__Aim__. Rewrite the lines below as a numbered list, leaving out any blank lines.

__Data excerpts__.
··········

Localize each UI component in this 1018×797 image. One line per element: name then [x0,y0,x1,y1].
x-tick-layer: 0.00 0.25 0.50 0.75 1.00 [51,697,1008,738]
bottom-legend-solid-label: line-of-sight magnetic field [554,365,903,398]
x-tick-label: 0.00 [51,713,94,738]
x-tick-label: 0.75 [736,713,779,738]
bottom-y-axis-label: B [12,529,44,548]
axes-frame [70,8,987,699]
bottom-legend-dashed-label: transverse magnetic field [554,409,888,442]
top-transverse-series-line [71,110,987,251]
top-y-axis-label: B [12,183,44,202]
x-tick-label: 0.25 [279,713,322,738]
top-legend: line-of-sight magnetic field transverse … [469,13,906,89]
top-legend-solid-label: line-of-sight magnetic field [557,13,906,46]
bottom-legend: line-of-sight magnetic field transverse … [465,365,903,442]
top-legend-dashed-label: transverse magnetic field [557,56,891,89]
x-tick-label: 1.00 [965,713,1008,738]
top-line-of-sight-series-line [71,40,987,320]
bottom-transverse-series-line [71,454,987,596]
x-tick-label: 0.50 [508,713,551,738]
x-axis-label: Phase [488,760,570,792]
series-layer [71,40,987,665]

··········

__Answer to this problem__.
1. Localize each UI component in this 1018×797 image. One line per element: name then [x0,y0,x1,y1].
2. x-tick-layer: 0.00 0.25 0.50 0.75 1.00 [51,697,1008,738]
3. bottom-legend-solid-label: line-of-sight magnetic field [554,365,903,398]
4. x-tick-label: 0.00 [51,713,94,738]
5. x-tick-label: 0.75 [736,713,779,738]
6. bottom-y-axis-label: B [12,529,44,548]
7. axes-frame [70,8,987,699]
8. bottom-legend-dashed-label: transverse magnetic field [554,409,888,442]
9. top-transverse-series-line [71,110,987,251]
10. top-y-axis-label: B [12,183,44,202]
11. x-tick-label: 0.25 [279,713,322,738]
12. top-legend: line-of-sight magnetic field transverse … [469,13,906,89]
13. top-legend-solid-label: line-of-sight magnetic field [557,13,906,46]
14. bottom-legend: line-of-sight magnetic field transverse … [465,365,903,442]
15. top-legend-dashed-label: transverse magnetic field [557,56,891,89]
16. x-tick-label: 1.00 [965,713,1008,738]
17. top-line-of-sight-series-line [71,40,987,320]
18. bottom-transverse-series-line [71,454,987,596]
19. x-tick-label: 0.50 [508,713,551,738]
20. x-axis-label: Phase [488,760,570,792]
21. series-layer [71,40,987,665]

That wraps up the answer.